Supplied text:
--

19/1/09

 

THE COUNTRY OF MY HEART: why I love Bondi

 

by Robert Darroch

 

 

 

 

 

THAT PHRASE was coined by DH Lawrence, to describe the place where he was born and grew up

 

In his case, Eastwood - a rather grim (though not to him) mining village, atop a hill in Nottinghamshire, in the English Midlands

 

Admittedly, the land around - if you could ignore the paraphernalia of the mines - was quite picturesque

 

…rolling green pasture, dotted with rocky outcrops and copses of trees, and the occasional hayrick

 

No matter where Lawrence went is his peripatetic wanderings, his heart would always go back to those childhood scenes and memories

 

In fact, it was a return to that landscape in 1925-26, four years before he died, that inspired - and was the setting for - his last, and most notorious novel, Lady Chatterley’s Lover

 

I, too, have a Country of My Heart

 

It is Bondi, in Sydney

 

…where I was born, grew up, and have now returned to, and where I expect to see out those days left to me

 

I have lived, in what is becoming a gratifyingly long life, in many lands and in many places

 

London, for over 15 years, in Notting Hill

 

…in New York’s SoHo

 

I have lived in Perth, at Cottesloe

 

and various places in Sydney itself

 

…Cremorne, Collaroy, Paddington, Glebe, Potts Point

 

(each of which had their charms and attractions)

 

Yet, like Lawrence, it is to the Country of My Heart that I am always drawn back

 

...though Bondi can hardly be called a “country”

 

(but then, neither is Eastwood

 

what Lawrence meant was “the countryside of my heart”

--

Recorded data:
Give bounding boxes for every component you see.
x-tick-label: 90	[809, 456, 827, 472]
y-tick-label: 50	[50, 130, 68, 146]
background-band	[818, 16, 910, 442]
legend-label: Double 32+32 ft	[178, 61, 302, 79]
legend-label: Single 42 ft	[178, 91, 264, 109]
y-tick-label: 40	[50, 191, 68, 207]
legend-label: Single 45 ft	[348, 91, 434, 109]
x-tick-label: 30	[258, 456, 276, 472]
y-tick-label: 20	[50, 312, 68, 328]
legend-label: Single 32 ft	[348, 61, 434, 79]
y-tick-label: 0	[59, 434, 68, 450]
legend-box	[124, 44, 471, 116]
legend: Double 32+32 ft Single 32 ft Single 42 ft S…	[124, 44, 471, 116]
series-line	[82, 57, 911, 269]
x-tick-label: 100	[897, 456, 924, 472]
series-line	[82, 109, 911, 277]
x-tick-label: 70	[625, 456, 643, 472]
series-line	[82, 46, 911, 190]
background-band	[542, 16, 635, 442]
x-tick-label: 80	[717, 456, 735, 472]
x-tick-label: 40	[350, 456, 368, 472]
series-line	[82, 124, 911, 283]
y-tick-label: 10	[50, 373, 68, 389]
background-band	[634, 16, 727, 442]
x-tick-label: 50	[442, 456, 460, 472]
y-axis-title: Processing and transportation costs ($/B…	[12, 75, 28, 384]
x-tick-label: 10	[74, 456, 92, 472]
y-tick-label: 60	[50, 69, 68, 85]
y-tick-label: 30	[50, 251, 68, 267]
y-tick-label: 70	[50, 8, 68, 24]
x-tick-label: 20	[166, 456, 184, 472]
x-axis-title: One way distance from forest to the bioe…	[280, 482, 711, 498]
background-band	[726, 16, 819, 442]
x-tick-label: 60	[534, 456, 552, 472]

--

Problems to solve:
A - Using the Bondi essay, answer these:
(i) What village does the essay say Lawrence called the Country of His Heart?
(ii) For how long, and in which area, did the writer live in London?
(iii) Which novel does the essay say was inspired by Lawrence's return to that landscape in 1925-26?
B - Carry on the Bondi essay from its last line, keeping the same voice and short-line style.

The results:
A -
(i) Eastwood, a mining village on a hill in Nottinghamshire.
(ii) For over 15 years, in Notting Hill.
(iii) Lady Chatterley's Lover.

B -
...however, he did I think intend to imply that he was referring to something more than just the physical Nottinghamshire landscape)

 

Bondi, patently, is more than just a beach

 

I would claim, in fact, that Bondi is identifiable sub-set of Australian civilisation

 

…it certainly has a distinctive culture

 

(as the various TV programs that feature it endeavour to show)

 

There is a saying about Bondi

 

“You can take the boy out of Bondi – but you can’t take Bondi out of the boy”

 

An old saw, maybe, but in my case it’s true

 

I and my wife - who, though from the North Shore, also loves Bondi - maintain a website for Bondi/Waverley

 

http://www.cyberbondi.com.au

 

So not only do I know Bondi from a personal acquaintance that goes back to the 1940s

 

but I also know it as it is today, and in perhaps a way granted to few others

 

So, what is Bondi, geographically speaking?

 

Yes, the beach, of course

 

and an area some distance back from the beach

 

We at CyberBONDI take the Bondi subset of our Waverley bailiwick north to the edge of Dover Heights, west to Old South Head Road and Bondi Junction, and south to Tamarama, the next beach on from Bondi

 

Bondi, significantly, is regarded as Sydney’s “city beach”

 

as connected to, and part of, the city, as Sydney Harbour, or the Botanic Gardens, or the Opera House

 

In ages gone by, there was – when the sea-level was much higher (in those pre-CO2 days) - a navigable entrance to Sydney Harbour from Bondi Beach

 

and when, some years ago, the elderly mother of my friend Paul Delprat came to visit us

 

she came out on our balcony overlooking the beach

 

and was struck dumb by the sight

 

for it was not the Bondi she had remembered as a child

 

(and which she had not set eyes on for more than 70 years)

 

She had grown up at Tamarama, where her father and grandfather – the artists Howard and Julian Ashton - had a house

 

and from where she accompanied them on painting excursions over the hill, past grazing cows

 

to the vista of a beach, almost bereft of buildings

 

with (as she described to us) a string of lagoons that stretched westwards from behind the beach through the grassy sand knolls to Rose Bay

 

(Royal Sydney golf course is today the only remnant left of that landscape, before the white man came)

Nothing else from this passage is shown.